*EXERCISE PROMPT*
Copy out the material word for word, from its first line through the line that contains "toggle-knob — [306, 469, 321, 484]", including both of those lines.

[start SUPPLIED MATERIAL]

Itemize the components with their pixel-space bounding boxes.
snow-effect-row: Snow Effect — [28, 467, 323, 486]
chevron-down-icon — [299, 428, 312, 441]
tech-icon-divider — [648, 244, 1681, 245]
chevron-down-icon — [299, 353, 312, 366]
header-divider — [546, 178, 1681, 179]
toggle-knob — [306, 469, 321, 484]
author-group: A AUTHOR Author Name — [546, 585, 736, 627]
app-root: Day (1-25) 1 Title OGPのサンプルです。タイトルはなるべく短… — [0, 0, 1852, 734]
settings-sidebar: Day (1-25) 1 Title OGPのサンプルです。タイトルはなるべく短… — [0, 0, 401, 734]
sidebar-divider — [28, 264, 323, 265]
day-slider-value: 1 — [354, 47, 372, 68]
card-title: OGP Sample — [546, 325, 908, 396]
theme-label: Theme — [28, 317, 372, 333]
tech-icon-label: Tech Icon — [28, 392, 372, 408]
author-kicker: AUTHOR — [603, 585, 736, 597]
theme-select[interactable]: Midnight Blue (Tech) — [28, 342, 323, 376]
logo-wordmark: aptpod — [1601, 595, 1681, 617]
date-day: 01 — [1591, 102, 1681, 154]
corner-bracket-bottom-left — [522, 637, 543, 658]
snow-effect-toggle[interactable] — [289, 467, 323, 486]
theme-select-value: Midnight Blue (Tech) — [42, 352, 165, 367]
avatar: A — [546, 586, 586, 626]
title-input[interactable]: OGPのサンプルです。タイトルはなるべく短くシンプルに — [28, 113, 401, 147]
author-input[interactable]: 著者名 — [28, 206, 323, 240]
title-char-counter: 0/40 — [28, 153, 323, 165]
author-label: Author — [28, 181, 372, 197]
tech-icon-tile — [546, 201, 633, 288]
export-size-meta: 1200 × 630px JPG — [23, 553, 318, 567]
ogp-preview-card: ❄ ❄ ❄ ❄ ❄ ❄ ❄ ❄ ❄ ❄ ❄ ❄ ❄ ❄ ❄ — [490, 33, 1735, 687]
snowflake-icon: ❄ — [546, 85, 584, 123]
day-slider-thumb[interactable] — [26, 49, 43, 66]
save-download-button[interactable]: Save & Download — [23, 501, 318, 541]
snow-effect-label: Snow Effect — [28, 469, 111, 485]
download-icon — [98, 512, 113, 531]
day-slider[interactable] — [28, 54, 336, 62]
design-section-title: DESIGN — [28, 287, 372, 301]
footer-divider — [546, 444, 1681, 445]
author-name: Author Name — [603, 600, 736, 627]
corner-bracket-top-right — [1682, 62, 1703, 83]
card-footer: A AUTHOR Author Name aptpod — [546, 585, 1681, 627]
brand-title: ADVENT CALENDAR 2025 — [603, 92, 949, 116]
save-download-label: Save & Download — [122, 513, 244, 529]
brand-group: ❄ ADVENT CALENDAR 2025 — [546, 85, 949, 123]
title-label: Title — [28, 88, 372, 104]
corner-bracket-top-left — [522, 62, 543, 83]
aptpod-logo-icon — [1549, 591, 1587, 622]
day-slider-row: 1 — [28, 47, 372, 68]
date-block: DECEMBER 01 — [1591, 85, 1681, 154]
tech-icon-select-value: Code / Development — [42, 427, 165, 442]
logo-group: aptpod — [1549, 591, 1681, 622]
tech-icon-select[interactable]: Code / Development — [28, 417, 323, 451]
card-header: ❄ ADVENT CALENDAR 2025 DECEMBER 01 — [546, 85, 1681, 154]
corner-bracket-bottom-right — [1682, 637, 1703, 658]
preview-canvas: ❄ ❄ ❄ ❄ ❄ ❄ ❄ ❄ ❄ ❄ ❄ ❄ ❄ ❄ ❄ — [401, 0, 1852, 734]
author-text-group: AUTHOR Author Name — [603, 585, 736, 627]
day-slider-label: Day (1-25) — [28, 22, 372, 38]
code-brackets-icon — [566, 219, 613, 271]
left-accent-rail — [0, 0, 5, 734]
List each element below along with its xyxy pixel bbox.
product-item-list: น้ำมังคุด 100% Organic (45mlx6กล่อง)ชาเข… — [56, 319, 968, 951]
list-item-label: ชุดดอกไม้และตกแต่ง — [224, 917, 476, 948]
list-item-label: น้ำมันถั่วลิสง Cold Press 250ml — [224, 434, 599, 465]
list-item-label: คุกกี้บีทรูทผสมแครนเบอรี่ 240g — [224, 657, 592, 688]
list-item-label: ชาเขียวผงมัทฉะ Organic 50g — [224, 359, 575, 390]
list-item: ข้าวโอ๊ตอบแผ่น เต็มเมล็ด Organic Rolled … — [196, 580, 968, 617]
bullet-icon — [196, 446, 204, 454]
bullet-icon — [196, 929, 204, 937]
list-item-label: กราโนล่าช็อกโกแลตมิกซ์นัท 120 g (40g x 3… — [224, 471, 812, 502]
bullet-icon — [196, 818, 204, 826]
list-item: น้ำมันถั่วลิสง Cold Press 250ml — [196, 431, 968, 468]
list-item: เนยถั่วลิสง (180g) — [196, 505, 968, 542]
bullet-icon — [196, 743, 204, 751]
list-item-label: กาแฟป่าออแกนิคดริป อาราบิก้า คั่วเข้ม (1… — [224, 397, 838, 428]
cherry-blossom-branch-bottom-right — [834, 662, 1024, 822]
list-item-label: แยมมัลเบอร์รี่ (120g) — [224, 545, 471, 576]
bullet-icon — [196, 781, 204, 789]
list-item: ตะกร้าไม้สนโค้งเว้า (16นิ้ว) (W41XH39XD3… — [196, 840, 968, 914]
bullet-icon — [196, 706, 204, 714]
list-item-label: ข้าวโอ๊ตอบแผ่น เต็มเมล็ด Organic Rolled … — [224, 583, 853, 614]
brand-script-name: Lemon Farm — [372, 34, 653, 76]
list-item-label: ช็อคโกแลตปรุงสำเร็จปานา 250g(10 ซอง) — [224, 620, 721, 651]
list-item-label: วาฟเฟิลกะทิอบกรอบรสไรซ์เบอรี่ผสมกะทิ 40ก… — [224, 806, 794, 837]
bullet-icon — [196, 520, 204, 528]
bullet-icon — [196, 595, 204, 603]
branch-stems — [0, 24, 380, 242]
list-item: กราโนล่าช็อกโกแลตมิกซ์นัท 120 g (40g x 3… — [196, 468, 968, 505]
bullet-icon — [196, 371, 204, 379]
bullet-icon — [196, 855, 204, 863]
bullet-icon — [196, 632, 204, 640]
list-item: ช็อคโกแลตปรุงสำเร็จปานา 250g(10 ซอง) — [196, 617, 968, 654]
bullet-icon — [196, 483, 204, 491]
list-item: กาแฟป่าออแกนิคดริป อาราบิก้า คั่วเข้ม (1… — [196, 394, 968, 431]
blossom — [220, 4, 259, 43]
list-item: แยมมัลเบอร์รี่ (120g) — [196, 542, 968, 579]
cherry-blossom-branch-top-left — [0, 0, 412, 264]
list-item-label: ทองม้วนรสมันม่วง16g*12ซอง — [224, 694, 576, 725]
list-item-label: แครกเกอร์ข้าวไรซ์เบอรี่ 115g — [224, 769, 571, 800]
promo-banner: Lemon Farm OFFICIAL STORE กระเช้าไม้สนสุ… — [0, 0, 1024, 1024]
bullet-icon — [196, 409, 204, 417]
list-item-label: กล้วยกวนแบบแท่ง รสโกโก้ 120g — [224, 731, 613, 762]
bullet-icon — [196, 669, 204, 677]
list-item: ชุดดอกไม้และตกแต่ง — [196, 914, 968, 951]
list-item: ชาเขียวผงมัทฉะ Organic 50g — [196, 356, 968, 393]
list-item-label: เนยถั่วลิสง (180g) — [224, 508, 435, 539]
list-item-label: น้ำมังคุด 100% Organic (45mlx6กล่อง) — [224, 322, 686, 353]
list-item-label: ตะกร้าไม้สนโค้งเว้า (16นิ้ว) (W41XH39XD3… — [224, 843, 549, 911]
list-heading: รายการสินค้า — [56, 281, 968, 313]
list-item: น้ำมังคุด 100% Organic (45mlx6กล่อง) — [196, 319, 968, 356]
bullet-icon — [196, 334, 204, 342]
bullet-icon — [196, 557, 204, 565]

[end SUPPLIED MATERIAL]

*EXPECTED ANSWER*
Itemize the components with their pixel-space bounding boxes.
snow-effect-row: Snow Effect — [28, 467, 323, 486]
chevron-down-icon — [299, 428, 312, 441]
tech-icon-divider — [648, 244, 1681, 245]
chevron-down-icon — [299, 353, 312, 366]
header-divider — [546, 178, 1681, 179]
toggle-knob — [306, 469, 321, 484]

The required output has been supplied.